◆ WHAT YOU ARE ASKED TO DO ◆
Please repeat all of the lines that follow, exactly as written.

◆ RAW RECORDS ◆
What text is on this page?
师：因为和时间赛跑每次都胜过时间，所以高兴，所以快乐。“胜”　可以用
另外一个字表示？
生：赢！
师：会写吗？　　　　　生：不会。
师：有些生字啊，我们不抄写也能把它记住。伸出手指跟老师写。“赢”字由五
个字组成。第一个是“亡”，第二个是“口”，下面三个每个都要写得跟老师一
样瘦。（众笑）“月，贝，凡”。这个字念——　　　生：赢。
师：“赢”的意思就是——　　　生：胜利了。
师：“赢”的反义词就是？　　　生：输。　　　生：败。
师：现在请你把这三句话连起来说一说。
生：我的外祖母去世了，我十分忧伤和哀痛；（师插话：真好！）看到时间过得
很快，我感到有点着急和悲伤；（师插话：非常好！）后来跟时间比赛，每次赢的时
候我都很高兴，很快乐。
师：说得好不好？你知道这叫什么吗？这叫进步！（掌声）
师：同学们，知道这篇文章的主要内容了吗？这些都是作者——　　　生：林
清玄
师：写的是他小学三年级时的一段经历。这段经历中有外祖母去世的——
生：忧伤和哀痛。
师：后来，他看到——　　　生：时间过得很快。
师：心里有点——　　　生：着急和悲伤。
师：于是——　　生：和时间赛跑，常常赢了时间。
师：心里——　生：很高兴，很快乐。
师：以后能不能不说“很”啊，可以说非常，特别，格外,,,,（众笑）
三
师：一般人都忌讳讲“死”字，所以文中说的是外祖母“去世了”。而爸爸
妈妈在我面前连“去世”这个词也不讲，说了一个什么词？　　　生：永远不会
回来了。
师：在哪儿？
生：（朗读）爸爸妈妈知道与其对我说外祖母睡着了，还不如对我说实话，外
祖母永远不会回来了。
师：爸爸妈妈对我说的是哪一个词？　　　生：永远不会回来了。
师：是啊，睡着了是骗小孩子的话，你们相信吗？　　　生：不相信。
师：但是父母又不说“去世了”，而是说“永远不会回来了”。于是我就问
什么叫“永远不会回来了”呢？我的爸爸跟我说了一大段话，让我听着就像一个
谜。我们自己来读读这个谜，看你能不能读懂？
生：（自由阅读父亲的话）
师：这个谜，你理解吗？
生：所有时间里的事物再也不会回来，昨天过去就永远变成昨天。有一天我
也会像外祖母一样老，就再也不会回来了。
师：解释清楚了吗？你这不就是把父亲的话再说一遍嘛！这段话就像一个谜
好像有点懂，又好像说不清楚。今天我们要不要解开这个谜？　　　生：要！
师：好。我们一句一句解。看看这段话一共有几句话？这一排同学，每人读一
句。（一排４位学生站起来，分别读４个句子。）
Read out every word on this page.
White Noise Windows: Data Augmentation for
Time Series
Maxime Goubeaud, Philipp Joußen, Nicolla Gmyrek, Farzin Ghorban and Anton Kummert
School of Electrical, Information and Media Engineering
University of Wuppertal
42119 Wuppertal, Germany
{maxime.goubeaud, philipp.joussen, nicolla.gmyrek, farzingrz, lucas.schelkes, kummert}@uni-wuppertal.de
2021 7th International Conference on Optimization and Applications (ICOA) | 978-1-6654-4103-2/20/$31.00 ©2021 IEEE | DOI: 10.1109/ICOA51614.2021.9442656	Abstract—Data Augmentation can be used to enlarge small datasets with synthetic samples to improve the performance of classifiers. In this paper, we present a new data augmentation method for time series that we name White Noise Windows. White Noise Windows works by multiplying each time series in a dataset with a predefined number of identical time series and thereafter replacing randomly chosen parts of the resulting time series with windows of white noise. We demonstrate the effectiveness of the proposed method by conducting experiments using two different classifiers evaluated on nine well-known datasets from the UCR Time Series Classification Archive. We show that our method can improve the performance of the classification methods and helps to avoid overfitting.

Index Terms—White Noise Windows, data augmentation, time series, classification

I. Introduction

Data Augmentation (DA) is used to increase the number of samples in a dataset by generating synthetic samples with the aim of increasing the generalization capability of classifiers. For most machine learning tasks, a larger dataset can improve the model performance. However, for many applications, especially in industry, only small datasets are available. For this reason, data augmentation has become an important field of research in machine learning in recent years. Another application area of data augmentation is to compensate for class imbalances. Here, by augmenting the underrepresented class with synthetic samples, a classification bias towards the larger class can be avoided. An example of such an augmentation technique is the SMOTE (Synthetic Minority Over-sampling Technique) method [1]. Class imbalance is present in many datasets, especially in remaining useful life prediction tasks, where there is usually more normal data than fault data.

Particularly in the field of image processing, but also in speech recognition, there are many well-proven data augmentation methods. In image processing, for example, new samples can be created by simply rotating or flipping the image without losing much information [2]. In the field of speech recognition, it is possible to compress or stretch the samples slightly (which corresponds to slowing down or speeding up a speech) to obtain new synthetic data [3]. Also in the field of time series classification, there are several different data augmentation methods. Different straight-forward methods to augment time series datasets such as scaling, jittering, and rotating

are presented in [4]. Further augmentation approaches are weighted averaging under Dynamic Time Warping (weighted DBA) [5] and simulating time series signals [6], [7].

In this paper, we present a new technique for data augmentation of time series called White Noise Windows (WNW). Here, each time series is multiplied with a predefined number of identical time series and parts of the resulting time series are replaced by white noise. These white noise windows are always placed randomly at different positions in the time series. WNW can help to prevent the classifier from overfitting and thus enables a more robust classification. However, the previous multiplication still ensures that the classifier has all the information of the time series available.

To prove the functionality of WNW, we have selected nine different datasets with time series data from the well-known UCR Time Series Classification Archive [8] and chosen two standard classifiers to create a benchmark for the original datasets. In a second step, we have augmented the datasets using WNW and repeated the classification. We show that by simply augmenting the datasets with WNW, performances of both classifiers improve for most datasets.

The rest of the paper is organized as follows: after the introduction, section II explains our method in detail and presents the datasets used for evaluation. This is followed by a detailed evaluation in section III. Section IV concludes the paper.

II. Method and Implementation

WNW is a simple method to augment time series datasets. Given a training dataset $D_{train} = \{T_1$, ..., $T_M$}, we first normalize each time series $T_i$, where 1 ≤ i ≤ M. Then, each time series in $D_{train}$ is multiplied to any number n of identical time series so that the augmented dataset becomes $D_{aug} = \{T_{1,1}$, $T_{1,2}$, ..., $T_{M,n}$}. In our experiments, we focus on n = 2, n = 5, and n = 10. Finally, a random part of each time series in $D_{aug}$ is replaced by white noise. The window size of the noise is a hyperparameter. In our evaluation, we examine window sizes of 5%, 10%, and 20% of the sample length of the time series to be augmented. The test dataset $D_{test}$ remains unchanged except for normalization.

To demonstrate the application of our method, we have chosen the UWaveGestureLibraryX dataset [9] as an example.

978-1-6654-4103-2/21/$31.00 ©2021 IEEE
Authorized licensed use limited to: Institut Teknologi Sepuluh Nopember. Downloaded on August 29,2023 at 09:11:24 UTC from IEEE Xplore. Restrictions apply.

◆ FINAL ANSWER ◆
What text is on this page?
师：因为和时间赛跑每次都胜过时间，所以高兴，所以快乐。“胜”　可以用
另外一个字表示？
生：赢！
师：会写吗？　　　　　生：不会。
师：有些生字啊，我们不抄写也能把它记住。伸出手指跟老师写。“赢”字由五
个字组成。第一个是“亡”，第二个是“口”，下面三个每个都要写得跟老师一
样瘦。（众笑）“月，贝，凡”。这个字念——　　　生：赢。
师：“赢”的意思就是——　　　生：胜利了。
师：“赢”的反义词就是？　　　生：输。　　　生：败。
师：现在请你把这三句话连起来说一说。
生：我的外祖母去世了，我十分忧伤和哀痛；（师插话：真好！）看到时间过得
很快，我感到有点着急和悲伤；（师插话：非常好！）后来跟时间比赛，每次赢的时
候我都很高兴，很快乐。
师：说得好不好？你知道这叫什么吗？这叫进步！（掌声）
师：同学们，知道这篇文章的主要内容了吗？这些都是作者——　　　生：林
清玄
师：写的是他小学三年级时的一段经历。这段经历中有外祖母去世的——
生：忧伤和哀痛。
师：后来，他看到——　　　生：时间过得很快。
师：心里有点——　　　生：着急和悲伤。
师：于是——　　生：和时间赛跑，常常赢了时间。
师：心里——　生：很高兴，很快乐。
师：以后能不能不说“很”啊，可以说非常，特别，格外,,,,（众笑）
三
师：一般人都忌讳讲“死”字，所以文中说的是外祖母“去世了”。而爸爸
妈妈在我面前连“去世”这个词也不讲，说了一个什么词？　　　生：永远不会
回来了。
师：在哪儿？
生：（朗读）爸爸妈妈知道与其对我说外祖母睡着了，还不如对我说实话，外
祖母永远不会回来了。
师：爸爸妈妈对我说的是哪一个词？　　　生：永远不会回来了。
师：是啊，睡着了是骗小孩子的话，你们相信吗？　　　生：不相信。
师：但是父母又不说“去世了”，而是说“永远不会回来了”。于是我就问
什么叫“永远不会回来了”呢？我的爸爸跟我说了一大段话，让我听着就像一个
谜。我们自己来读读这个谜，看你能不能读懂？
生：（自由阅读父亲的话）
师：这个谜，你理解吗？
生：所有时间里的事物再也不会回来，昨天过去就永远变成昨天。有一天我
也会像外祖母一样老，就再也不会回来了。
师：解释清楚了吗？你这不就是把父亲的话再说一遍嘛！这段话就像一个谜
好像有点懂，又好像说不清楚。今天我们要不要解开这个谜？　　　生：要！
师：好。我们一句一句解。看看这段话一共有几句话？这一排同学，每人读一
句。（一排４位学生站起来，分别读４个句子。）
Read out every word on this page.
White Noise Windows: Data Augmentation for
Time Series
Maxime Goubeaud, Philipp Joußen, Nicolla Gmyrek, Farzin Ghorban and Anton Kummert
School of Electrical, Information and Media Engineering
University of Wuppertal
42119 Wuppertal, Germany
{maxime.goubeaud, philipp.joussen, nicolla.gmyrek, farzingrz, lucas.schelkes, kummert}@uni-wuppertal.de
2021 7th International Conference on Optimization and Applications (ICOA) | 978-1-6654-4103-2/20/$31.00 ©2021 IEEE | DOI: 10.1109/ICOA51614.2021.9442656	Abstract—Data Augmentation can be used to enlarge small datasets with synthetic samples to improve the performance of classifiers. In this paper, we present a new data augmentation method for time series that we name White Noise Windows. White Noise Windows works by multiplying each time series in a dataset with a predefined number of identical time series and thereafter replacing randomly chosen parts of the resulting time series with windows of white noise. We demonstrate the effectiveness of the proposed method by conducting experiments using two different classifiers evaluated on nine well-known datasets from the UCR Time Series Classification Archive. We show that our method can improve the performance of the classification methods and helps to avoid overfitting.

Index Terms—White Noise Windows, data augmentation, time series, classification

I. Introduction

Data Augmentation (DA) is used to increase the number of samples in a dataset by generating synthetic samples with the aim of increasing the generalization capability of classifiers. For most machine learning tasks, a larger dataset can improve the model performance. However, for many applications, especially in industry, only small datasets are available. For this reason, data augmentation has become an important field of research in machine learning in recent years. Another application area of data augmentation is to compensate for class imbalances. Here, by augmenting the underrepresented class with synthetic samples, a classification bias towards the larger class can be avoided. An example of such an augmentation technique is the SMOTE (Synthetic Minority Over-sampling Technique) method [1]. Class imbalance is present in many datasets, especially in remaining useful life prediction tasks, where there is usually more normal data than fault data.

Particularly in the field of image processing, but also in speech recognition, there are many well-proven data augmentation methods. In image processing, for example, new samples can be created by simply rotating or flipping the image without losing much information [2]. In the field of speech recognition, it is possible to compress or stretch the samples slightly (which corresponds to slowing down or speeding up a speech) to obtain new synthetic data [3]. Also in the field of time series classification, there are several different data augmentation methods. Different straight-forward methods to augment time series datasets such as scaling, jittering, and rotating

are presented in [4]. Further augmentation approaches are weighted averaging under Dynamic Time Warping (weighted DBA) [5] and simulating time series signals [6], [7].

In this paper, we present a new technique for data augmentation of time series called White Noise Windows (WNW). Here, each time series is multiplied with a predefined number of identical time series and parts of the resulting time series are replaced by white noise. These white noise windows are always placed randomly at different positions in the time series. WNW can help to prevent the classifier from overfitting and thus enables a more robust classification. However, the previous multiplication still ensures that the classifier has all the information of the time series available.

To prove the functionality of WNW, we have selected nine different datasets with time series data from the well-known UCR Time Series Classification Archive [8] and chosen two standard classifiers to create a benchmark for the original datasets. In a second step, we have augmented the datasets using WNW and repeated the classification. We show that by simply augmenting the datasets with WNW, performances of both classifiers improve for most datasets.

The rest of the paper is organized as follows: after the introduction, section II explains our method in detail and presents the datasets used for evaluation. This is followed by a detailed evaluation in section III. Section IV concludes the paper.

II. Method and Implementation

WNW is a simple method to augment time series datasets. Given a training dataset $D_{train} = \{T_1$, ..., $T_M$}, we first normalize each time series $T_i$, where 1 ≤ i ≤ M. Then, each time series in $D_{train}$ is multiplied to any number n of identical time series so that the augmented dataset becomes $D_{aug} = \{T_{1,1}$, $T_{1,2}$, ..., $T_{M,n}$}. In our experiments, we focus on n = 2, n = 5, and n = 10. Finally, a random part of each time series in $D_{aug}$ is replaced by white noise. The window size of the noise is a hyperparameter. In our evaluation, we examine window sizes of 5%, 10%, and 20% of the sample length of the time series to be augmented. The test dataset $D_{test}$ remains unchanged except for normalization.

To demonstrate the application of our method, we have chosen the UWaveGestureLibraryX dataset [9] as an example.

978-1-6654-4103-2/21/$31.00 ©2021 IEEE
Authorized licensed use limited to: Institut Teknologi Sepuluh Nopember. Downloaded on August 29,2023 at 09:11:24 UTC from IEEE Xplore. Restrictions apply.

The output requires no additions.